* **TASK TO CARRY OUT**
Pictures do not belong in the copy. Return all of the entries exactly.

* **DATA SECTION**
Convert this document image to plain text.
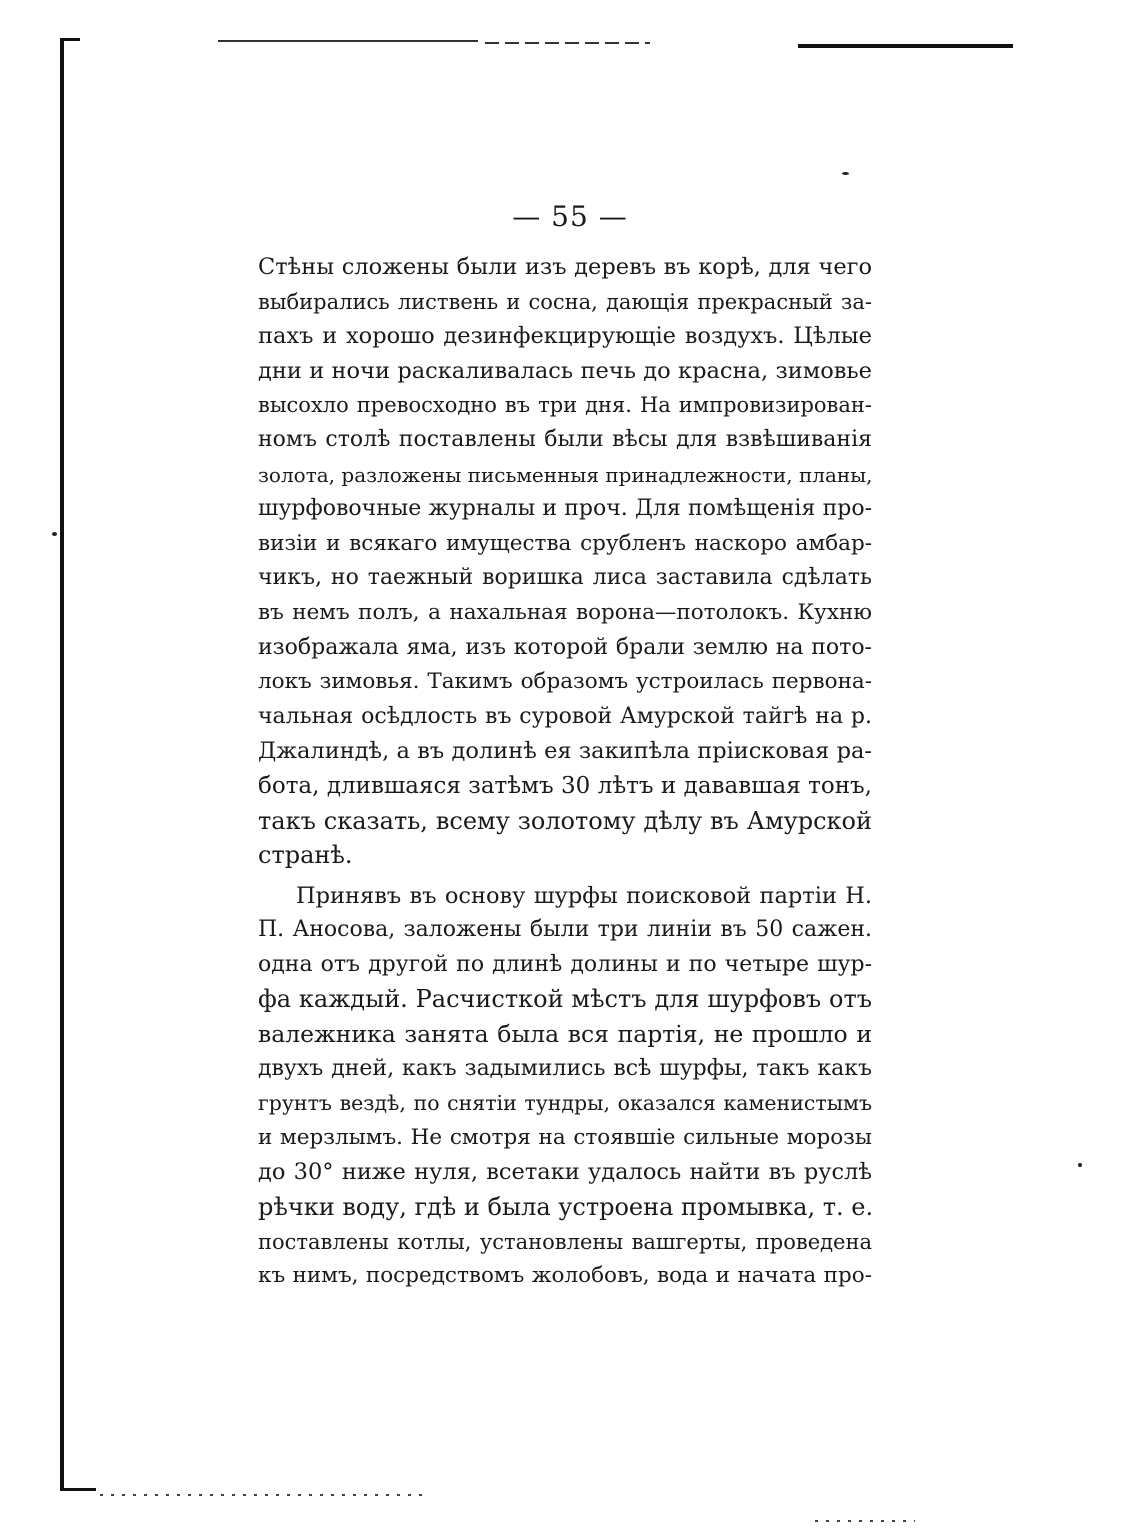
— 55 —
Стѣны сложены были изъ деревъ въ корѣ, для чего
выбирались листвень и сосна, дающія прекрасный за-
пахъ и хорошо дезинфекцирующіе воздухъ. Цѣлые
дни и ночи раскаливалась печь до красна, зимовье
высохло превосходно въ три дня. На импровизирован-
номъ столѣ поставлены были вѣсы для взвѣшиванія
золота, разложены письменныя принадлежности, планы,
шурфовочные журналы и проч. Для помѣщенія про-
визіи и всякаго имущества срубленъ наскоро амбар-
чикъ, но таежный воришка лиса заставила сдѣлать
въ немъ полъ, а нахальная ворона—потолокъ. Кухню
изображала яма, изъ которой брали землю на пото-
локъ зимовья. Такимъ образомъ устроилась первона-
чальная осѣдлость въ суровой Амурской тайгѣ на р.
Джалиндѣ, а въ долинѣ ея закипѣла пріисковая ра-
бота, длившаяся затѣмъ 30 лѣтъ и дававшая тонъ,
такъ сказать, всему золотому дѣлу въ Амурской
странѣ.
Принявъ въ основу шурфы поисковой партіи Н.
П. Аносова, заложены были три линіи въ 50 сажен.
одна отъ другой по длинѣ долины и по четыре шур-
фа каждый. Расчисткой мѣстъ для шурфовъ отъ
валежника занята была вся партія, не прошло и
двухъ дней, какъ задымились всѣ шурфы, такъ какъ
грунтъ вездѣ, по снятіи тундры, оказался каменистымъ
и мерзлымъ. Не смотря на стоявшіе сильные морозы
до 30° ниже нуля, всетаки удалось найти въ руслѣ
рѣчки воду, гдѣ и была устроена промывка, т. е.
поставлены котлы, установлены вашгерты, проведена
къ нимъ, посредствомъ жолобовъ, вода и начата про-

* **TASK RESPONSE**
Convert this document image to plain text.
— 55 —
Стѣны сложены были изъ деревъ въ корѣ, для чего
выбирались листвень и сосна, дающія прекрасный за-
пахъ и хорошо дезинфекцирующіе воздухъ. Цѣлые
дни и ночи раскаливалась печь до красна, зимовье
высохло превосходно въ три дня. На импровизирован-
номъ столѣ поставлены были вѣсы для взвѣшиванія
золота, разложены письменныя принадлежности, планы,
шурфовочные журналы и проч. Для помѣщенія про-
визіи и всякаго имущества срубленъ наскоро амбар-
чикъ, но таежный воришка лиса заставила сдѣлать
въ немъ полъ, а нахальная ворона—потолокъ. Кухню
изображала яма, изъ которой брали землю на пото-
локъ зимовья. Такимъ образомъ устроилась первона-
чальная осѣдлость въ суровой Амурской тайгѣ на р.
Джалиндѣ, а въ долинѣ ея закипѣла пріисковая ра-
бота, длившаяся затѣмъ 30 лѣтъ и дававшая тонъ,
такъ сказать, всему золотому дѣлу въ Амурской
странѣ.
Принявъ въ основу шурфы поисковой партіи Н.
П. Аносова, заложены были три линіи въ 50 сажен.
одна отъ другой по длинѣ долины и по четыре шур-
фа каждый. Расчисткой мѣстъ для шурфовъ отъ
валежника занята была вся партія, не прошло и
двухъ дней, какъ задымились всѣ шурфы, такъ какъ
грунтъ вездѣ, по снятіи тундры, оказался каменистымъ
и мерзлымъ. Не смотря на стоявшіе сильные морозы
до 30° ниже нуля, всетаки удалось найти въ руслѣ
рѣчки воду, гдѣ и была устроена промывка, т. е.
поставлены котлы, установлены вашгерты, проведена
къ нимъ, посредствомъ жолобовъ, вода и начата про-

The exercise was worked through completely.